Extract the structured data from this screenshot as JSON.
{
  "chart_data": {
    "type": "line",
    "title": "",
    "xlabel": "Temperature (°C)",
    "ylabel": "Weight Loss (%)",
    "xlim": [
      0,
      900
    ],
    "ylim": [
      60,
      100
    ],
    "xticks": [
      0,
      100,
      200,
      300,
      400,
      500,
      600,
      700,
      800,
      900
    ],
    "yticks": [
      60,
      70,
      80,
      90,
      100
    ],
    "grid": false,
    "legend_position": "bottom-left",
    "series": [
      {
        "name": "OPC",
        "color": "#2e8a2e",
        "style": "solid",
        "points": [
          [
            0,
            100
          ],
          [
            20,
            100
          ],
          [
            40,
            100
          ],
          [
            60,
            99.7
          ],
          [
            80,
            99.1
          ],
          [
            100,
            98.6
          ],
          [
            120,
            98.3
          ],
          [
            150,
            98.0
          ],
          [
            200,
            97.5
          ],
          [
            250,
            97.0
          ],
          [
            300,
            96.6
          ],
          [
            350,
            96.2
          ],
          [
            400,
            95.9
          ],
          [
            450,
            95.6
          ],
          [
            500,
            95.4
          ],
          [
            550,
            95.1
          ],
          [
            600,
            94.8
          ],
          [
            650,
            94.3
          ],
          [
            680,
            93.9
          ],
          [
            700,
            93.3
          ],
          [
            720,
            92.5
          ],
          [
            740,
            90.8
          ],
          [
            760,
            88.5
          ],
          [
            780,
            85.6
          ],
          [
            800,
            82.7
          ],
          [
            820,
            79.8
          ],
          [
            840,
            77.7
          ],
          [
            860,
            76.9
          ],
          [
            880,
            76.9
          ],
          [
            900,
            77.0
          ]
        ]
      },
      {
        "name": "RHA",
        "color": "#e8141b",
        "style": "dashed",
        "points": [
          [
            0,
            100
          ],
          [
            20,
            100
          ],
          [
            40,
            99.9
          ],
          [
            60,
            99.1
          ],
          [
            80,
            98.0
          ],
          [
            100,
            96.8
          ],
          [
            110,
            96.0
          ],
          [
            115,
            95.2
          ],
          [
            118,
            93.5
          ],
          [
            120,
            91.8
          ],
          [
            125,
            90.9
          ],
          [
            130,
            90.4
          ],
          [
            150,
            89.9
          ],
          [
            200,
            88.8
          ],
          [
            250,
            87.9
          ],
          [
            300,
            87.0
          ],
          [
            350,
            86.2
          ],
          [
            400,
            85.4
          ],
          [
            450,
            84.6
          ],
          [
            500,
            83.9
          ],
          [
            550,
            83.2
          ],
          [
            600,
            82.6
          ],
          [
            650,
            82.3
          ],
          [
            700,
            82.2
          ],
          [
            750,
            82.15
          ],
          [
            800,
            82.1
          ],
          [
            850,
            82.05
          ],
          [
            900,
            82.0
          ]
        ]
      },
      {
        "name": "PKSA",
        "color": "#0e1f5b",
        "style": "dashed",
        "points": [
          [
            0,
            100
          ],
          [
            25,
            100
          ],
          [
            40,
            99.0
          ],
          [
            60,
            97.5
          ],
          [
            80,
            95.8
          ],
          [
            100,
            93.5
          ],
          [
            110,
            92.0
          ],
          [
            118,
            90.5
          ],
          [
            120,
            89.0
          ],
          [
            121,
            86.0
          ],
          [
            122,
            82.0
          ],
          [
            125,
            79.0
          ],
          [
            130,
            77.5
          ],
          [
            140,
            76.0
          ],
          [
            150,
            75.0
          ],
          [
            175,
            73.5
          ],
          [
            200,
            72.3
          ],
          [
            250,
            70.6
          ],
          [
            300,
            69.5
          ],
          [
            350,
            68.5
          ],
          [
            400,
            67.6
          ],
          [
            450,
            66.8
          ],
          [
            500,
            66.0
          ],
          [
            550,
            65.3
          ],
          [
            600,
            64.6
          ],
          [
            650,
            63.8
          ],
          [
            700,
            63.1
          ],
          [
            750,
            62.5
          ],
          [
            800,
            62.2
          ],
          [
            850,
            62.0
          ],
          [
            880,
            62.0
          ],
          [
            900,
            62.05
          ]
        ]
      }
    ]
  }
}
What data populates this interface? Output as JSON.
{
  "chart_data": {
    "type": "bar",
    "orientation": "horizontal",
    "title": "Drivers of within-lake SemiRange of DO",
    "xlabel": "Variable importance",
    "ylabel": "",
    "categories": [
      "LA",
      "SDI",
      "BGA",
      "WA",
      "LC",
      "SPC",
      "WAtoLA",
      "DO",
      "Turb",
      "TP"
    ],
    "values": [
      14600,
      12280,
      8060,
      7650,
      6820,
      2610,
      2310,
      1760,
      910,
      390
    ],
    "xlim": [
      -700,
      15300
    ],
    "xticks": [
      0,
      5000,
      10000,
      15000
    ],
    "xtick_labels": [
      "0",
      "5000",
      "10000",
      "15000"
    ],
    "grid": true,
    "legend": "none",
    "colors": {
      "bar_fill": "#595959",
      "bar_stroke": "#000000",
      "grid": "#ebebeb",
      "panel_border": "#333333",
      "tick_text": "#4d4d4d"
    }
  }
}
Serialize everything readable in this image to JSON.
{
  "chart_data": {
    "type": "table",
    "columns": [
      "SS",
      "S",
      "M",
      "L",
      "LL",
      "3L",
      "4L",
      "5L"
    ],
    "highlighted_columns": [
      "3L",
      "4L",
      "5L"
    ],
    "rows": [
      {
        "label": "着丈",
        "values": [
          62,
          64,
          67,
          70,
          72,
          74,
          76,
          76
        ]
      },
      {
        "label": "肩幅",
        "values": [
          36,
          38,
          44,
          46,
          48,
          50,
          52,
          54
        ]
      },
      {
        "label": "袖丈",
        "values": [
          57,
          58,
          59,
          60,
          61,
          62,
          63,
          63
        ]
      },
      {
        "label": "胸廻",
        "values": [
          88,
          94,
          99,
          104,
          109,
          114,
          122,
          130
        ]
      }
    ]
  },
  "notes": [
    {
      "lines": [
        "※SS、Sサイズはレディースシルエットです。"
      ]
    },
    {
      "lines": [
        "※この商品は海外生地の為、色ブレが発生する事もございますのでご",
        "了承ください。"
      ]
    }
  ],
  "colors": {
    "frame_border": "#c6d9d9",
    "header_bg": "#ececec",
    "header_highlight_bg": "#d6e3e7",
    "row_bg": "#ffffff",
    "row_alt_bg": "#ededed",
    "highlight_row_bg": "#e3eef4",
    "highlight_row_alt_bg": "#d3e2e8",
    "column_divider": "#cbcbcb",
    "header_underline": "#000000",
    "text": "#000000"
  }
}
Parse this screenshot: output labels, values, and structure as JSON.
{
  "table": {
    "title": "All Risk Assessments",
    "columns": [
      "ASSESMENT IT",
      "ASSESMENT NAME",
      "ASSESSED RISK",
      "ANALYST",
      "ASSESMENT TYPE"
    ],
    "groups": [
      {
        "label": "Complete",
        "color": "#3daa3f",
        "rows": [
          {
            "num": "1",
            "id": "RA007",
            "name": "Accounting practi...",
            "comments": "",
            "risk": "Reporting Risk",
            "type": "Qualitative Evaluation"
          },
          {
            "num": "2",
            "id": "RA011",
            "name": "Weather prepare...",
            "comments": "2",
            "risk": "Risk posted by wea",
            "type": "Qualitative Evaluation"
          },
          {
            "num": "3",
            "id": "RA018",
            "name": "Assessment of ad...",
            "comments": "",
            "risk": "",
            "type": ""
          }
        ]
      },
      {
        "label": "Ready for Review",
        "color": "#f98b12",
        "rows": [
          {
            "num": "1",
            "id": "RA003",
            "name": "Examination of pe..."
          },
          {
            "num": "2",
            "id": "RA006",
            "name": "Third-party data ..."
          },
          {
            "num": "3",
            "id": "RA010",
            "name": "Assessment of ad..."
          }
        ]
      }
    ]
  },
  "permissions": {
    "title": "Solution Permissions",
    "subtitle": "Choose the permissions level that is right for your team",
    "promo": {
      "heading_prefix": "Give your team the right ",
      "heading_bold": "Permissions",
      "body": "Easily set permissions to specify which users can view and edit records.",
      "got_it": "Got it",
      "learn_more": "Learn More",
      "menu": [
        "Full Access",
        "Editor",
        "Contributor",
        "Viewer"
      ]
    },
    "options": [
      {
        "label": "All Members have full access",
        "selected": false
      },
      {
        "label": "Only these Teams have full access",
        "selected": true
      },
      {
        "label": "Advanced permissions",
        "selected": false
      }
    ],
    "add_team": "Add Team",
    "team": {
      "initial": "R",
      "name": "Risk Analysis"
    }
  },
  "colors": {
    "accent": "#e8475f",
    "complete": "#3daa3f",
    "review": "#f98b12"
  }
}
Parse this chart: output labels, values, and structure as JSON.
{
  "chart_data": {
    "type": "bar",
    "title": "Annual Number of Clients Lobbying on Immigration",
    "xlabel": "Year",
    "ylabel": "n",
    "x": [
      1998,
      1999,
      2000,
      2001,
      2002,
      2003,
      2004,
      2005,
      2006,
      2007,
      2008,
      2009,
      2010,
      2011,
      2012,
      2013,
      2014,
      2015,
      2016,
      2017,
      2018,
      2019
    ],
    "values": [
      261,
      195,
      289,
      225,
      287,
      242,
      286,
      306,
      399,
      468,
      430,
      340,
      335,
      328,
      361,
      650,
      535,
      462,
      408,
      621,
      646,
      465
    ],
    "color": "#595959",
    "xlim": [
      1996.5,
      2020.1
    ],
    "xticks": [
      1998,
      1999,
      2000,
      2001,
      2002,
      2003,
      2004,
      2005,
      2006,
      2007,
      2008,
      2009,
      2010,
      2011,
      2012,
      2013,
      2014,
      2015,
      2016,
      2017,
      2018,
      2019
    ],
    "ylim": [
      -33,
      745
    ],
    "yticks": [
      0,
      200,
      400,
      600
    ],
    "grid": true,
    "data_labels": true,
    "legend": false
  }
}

# [STATED GOAL]
Find the lines with the string "screenshot" and reproduce them.

# [THE OUTPUT]
Extract the structured data from this screenshot as JSON.
Parse this screenshot: output labels, values, and structure as JSON.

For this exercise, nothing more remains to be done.